Records from a data source
[Begin]

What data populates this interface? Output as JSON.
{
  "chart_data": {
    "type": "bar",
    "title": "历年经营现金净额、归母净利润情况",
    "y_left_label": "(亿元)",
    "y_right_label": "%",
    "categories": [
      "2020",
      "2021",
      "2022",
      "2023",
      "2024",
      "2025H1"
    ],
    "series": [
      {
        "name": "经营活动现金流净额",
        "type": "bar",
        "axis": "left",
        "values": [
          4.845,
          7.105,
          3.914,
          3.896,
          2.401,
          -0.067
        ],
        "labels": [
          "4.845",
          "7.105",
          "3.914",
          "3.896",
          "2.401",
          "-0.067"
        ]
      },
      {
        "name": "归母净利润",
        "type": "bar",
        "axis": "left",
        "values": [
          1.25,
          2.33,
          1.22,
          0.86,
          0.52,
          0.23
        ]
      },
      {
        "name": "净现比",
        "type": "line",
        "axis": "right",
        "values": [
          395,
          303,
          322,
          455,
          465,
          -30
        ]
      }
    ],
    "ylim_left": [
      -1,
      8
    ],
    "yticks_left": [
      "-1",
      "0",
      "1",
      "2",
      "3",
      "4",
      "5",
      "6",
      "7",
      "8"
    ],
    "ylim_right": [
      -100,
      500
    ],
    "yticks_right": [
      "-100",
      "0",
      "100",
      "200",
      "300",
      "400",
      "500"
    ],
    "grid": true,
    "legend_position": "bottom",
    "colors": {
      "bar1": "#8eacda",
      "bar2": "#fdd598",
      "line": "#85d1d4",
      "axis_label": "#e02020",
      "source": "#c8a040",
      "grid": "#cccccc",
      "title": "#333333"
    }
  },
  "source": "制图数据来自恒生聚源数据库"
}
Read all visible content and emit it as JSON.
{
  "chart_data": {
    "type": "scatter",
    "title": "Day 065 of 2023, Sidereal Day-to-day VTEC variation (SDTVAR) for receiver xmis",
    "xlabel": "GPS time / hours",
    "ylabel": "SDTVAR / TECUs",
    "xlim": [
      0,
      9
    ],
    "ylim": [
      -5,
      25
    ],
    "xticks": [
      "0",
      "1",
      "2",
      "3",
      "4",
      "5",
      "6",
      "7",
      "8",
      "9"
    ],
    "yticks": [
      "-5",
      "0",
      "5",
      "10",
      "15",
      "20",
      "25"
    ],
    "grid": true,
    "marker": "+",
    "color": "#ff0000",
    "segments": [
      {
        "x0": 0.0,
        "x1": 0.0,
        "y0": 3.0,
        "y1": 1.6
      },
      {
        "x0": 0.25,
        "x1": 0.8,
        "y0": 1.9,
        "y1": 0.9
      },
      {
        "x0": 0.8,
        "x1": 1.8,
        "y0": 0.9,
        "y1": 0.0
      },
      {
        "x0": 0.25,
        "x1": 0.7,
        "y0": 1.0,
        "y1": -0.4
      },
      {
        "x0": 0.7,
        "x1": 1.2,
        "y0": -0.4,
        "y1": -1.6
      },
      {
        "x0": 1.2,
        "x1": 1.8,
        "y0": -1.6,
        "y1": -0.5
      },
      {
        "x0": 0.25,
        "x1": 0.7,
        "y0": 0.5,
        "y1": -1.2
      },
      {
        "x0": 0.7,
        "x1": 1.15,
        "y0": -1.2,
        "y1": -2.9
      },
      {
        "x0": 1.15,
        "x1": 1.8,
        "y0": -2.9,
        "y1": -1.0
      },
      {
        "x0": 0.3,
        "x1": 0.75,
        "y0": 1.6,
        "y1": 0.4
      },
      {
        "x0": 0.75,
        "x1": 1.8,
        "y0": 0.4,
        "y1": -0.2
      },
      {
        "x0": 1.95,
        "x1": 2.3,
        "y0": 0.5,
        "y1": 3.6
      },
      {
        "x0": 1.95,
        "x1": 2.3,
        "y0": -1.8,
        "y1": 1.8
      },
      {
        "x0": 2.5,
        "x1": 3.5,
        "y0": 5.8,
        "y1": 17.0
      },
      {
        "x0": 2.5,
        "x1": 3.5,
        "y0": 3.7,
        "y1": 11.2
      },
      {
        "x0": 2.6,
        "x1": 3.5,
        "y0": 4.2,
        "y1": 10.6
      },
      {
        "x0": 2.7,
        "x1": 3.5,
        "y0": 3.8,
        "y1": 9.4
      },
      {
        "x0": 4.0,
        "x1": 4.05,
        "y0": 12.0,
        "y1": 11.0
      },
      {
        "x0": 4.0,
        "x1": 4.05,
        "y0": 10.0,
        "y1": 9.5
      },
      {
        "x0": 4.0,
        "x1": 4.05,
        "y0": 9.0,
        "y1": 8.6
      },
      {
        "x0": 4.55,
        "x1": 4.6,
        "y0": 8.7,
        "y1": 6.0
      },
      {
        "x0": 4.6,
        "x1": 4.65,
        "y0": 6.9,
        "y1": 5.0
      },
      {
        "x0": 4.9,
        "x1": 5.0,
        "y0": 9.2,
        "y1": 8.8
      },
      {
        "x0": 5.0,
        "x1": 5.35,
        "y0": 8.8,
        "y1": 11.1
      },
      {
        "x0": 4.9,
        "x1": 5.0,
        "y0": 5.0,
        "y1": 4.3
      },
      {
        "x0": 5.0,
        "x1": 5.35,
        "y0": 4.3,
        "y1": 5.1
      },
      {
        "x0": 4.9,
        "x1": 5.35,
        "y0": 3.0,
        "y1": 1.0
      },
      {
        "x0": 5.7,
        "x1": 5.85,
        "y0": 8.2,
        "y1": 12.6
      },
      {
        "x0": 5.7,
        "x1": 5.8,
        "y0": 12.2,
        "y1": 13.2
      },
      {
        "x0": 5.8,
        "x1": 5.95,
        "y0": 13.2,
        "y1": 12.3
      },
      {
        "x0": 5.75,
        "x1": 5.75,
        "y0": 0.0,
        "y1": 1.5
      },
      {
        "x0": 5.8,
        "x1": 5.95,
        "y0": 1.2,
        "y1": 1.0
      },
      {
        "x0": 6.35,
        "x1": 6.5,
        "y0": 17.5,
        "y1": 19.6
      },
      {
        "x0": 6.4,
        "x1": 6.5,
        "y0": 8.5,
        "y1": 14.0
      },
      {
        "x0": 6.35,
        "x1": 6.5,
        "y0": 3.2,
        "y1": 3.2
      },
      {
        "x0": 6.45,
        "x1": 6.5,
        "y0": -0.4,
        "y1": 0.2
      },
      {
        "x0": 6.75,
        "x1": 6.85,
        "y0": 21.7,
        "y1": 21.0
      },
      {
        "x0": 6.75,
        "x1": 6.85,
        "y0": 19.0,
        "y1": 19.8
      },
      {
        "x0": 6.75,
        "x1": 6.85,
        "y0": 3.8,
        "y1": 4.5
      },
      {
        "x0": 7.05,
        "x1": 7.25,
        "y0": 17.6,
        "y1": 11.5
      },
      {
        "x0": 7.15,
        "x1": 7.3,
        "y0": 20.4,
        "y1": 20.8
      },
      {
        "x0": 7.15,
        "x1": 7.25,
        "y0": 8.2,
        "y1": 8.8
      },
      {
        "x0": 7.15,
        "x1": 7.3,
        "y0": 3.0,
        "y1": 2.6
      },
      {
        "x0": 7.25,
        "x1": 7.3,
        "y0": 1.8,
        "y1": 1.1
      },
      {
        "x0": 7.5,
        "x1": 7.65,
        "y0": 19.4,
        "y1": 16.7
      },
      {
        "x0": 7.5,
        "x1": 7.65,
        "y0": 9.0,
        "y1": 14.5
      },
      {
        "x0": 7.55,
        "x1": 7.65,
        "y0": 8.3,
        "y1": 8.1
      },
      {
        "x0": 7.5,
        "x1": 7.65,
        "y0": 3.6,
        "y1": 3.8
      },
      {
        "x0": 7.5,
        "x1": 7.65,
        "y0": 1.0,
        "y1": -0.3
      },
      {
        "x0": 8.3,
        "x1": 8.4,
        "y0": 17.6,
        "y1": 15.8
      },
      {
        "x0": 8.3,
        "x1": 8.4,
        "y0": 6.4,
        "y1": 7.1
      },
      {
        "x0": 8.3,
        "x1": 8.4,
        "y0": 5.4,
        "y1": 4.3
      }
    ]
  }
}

[End]

Aim of the exercise | Which lines hold the word "JSON"? Copy each of them from the records.

Output of the task |
What data populates this interface? Output as JSON.
Read all visible content and emit it as JSON.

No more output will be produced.